Written problem: Print the data exactly, leaving nothing out.

Records for this exercise:
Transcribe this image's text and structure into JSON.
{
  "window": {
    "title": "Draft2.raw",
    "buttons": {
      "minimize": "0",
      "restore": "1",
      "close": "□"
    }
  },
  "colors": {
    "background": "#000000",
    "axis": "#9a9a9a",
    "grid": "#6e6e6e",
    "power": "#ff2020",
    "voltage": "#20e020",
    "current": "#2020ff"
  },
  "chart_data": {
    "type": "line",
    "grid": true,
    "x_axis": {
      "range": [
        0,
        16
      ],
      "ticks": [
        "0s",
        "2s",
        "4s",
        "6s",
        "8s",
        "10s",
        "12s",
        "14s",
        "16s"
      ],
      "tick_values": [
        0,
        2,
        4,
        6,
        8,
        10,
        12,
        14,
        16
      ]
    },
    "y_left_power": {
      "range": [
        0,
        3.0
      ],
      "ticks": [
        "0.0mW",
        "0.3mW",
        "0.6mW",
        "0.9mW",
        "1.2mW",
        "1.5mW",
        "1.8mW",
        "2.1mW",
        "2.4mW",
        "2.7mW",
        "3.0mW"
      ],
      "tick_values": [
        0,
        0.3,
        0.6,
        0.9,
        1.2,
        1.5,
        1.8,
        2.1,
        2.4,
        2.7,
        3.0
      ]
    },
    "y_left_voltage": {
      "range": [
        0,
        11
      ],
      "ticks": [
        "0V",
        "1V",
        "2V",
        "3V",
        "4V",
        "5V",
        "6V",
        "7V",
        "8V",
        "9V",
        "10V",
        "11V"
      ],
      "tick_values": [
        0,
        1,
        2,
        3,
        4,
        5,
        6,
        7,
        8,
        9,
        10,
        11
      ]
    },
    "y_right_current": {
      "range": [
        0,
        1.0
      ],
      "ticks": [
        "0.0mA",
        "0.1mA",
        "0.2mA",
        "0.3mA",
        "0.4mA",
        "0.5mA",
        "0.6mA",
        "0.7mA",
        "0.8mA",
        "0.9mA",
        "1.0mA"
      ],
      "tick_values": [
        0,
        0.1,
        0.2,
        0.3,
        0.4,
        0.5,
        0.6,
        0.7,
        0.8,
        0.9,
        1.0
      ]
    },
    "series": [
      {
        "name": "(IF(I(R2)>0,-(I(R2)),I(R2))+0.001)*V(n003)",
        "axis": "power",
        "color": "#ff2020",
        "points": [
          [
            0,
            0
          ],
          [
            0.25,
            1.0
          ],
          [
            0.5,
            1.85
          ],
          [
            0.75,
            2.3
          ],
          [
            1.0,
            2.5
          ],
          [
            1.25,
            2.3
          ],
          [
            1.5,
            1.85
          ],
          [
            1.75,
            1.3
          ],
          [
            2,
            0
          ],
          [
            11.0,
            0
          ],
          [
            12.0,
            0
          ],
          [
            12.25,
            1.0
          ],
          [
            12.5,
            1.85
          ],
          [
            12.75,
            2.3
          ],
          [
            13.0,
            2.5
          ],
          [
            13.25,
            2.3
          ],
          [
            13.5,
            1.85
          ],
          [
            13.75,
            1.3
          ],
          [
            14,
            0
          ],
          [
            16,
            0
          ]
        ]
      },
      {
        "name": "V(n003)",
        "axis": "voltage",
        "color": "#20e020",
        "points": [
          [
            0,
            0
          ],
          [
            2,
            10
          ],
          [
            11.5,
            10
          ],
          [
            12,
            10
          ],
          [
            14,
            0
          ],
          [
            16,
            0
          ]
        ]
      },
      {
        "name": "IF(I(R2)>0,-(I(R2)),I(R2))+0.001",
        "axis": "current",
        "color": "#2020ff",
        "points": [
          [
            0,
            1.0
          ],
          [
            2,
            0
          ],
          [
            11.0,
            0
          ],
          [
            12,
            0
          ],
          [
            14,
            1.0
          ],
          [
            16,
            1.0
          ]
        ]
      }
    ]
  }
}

Correct answer:
Transcribe this image's text and structure into JSON.
{
  "window": {
    "title": "Draft2.raw",
    "buttons": {
      "minimize": "0",
      "restore": "1",
      "close": "□"
    }
  },
  "colors": {
    "background": "#000000",
    "axis": "#9a9a9a",
    "grid": "#6e6e6e",
    "power": "#ff2020",
    "voltage": "#20e020",
    "current": "#2020ff"
  },
  "chart_data": {
    "type": "line",
    "grid": true,
    "x_axis": {
      "range": [
        0,
        16
      ],
      "ticks": [
        "0s",
        "2s",
        "4s",
        "6s",
        "8s",
        "10s",
        "12s",
        "14s",
        "16s"
      ],
      "tick_values": [
        0,
        2,
        4,
        6,
        8,
        10,
        12,
        14,
        16
      ]
    },
    "y_left_power": {
      "range": [
        0,
        3.0
      ],
      "ticks": [
        "0.0mW",
        "0.3mW",
        "0.6mW",
        "0.9mW",
        "1.2mW",
        "1.5mW",
        "1.8mW",
        "2.1mW",
        "2.4mW",
        "2.7mW",
        "3.0mW"
      ],
      "tick_values": [
        0,
        0.3,
        0.6,
        0.9,
        1.2,
        1.5,
        1.8,
        2.1,
        2.4,
        2.7,
        3.0
      ]
    },
    "y_left_voltage": {
      "range": [
        0,
        11
      ],
      "ticks": [
        "0V",
        "1V",
        "2V",
        "3V",
        "4V",
        "5V",
        "6V",
        "7V",
        "8V",
        "9V",
        "10V",
        "11V"
      ],
      "tick_values": [
        0,
        1,
        2,
        3,
        4,
        5,
        6,
        7,
        8,
        9,
        10,
        11
      ]
    },
    "y_right_current": {
      "range": [
        0,
        1.0
      ],
      "ticks": [
        "0.0mA",
        "0.1mA",
        "0.2mA",
        "0.3mA",
        "0.4mA",
        "0.5mA",
        "0.6mA",
        "0.7mA",
        "0.8mA",
        "0.9mA",
        "1.0mA"
      ],
      "tick_values": [
        0,
        0.1,
        0.2,
        0.3,
        0.4,
        0.5,
        0.6,
        0.7,
        0.8,
        0.9,
        1.0
      ]
    },
    "series": [
      {
        "name": "(IF(I(R2)>0,-(I(R2)),I(R2))+0.001)*V(n003)",
        "axis": "power",
        "color": "#ff2020",
        "points": [
          [
            0,
            0
          ],
          [
            0.25,
            1.0
          ],
          [
            0.5,
            1.85
          ],
          [
            0.75,
            2.3
          ],
          [
            1.0,
            2.5
          ],
          [
            1.25,
            2.3
          ],
          [
            1.5,
            1.85
          ],
          [
            1.75,
            1.3
          ],
          [
            2,
            0
          ],
          [
            11.0,
            0
          ],
          [
            12.0,
            0
          ],
          [
            12.25,
            1.0
          ],
          [
            12.5,
            1.85
          ],
          [
            12.75,
            2.3
          ],
          [
            13.0,
            2.5
          ],
          [
            13.25,
            2.3
          ],
          [
            13.5,
            1.85
          ],
          [
            13.75,
            1.3
          ],
          [
            14,
            0
          ],
          [
            16,
            0
          ]
        ]
      },
      {
        "name": "V(n003)",
        "axis": "voltage",
        "color": "#20e020",
        "points": [
          [
            0,
            0
          ],
          [
            2,
            10
          ],
          [
            11.5,
            10
          ],
          [
            12,
            10
          ],
          [
            14,
            0
          ],
          [
            16,
            0
          ]
        ]
      },
      {
        "name": "IF(I(R2)>0,-(I(R2)),I(R2))+0.001",
        "axis": "current",
        "color": "#2020ff",
        "points": [
          [
            0,
            1.0
          ],
          [
            2,
            0
          ],
          [
            11.0,
            0
          ],
          [
            12,
            0
          ],
          [
            14,
            1.0
          ],
          [
            16,
            1.0
          ]
        ]
      }
    ]
  }
}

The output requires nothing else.